### DATASET RECORDS

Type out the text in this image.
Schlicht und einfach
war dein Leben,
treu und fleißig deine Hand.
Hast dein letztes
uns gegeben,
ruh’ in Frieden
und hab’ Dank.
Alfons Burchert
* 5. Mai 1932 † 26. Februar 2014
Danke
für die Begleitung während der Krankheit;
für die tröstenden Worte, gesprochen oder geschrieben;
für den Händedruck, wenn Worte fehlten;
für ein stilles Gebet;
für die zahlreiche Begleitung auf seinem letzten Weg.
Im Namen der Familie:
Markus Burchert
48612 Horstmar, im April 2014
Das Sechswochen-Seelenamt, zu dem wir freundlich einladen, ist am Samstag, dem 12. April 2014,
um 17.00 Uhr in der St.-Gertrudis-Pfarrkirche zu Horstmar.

######

◆ **WHAT TO WORK ON**: Extract all of the material exactly as it is written.

◆ **EXERCISE RESULT**:
Type out the text in this image.
Schlicht und einfach
war dein Leben,
treu und fleißig deine Hand.
Hast dein letztes
uns gegeben,
ruh’ in Frieden
und hab’ Dank.
Alfons Burchert
* 5. Mai 1932 † 26. Februar 2014
Danke
für die Begleitung während der Krankheit;
für die tröstenden Worte, gesprochen oder geschrieben;
für den Händedruck, wenn Worte fehlten;
für ein stilles Gebet;
für die zahlreiche Begleitung auf seinem letzten Weg.
Im Namen der Familie:
Markus Burchert
48612 Horstmar, im April 2014
Das Sechswochen-Seelenamt, zu dem wir freundlich einladen, ist am Samstag, dem 12. April 2014,
um 17.00 Uhr in der St.-Gertrudis-Pfarrkirche zu Horstmar.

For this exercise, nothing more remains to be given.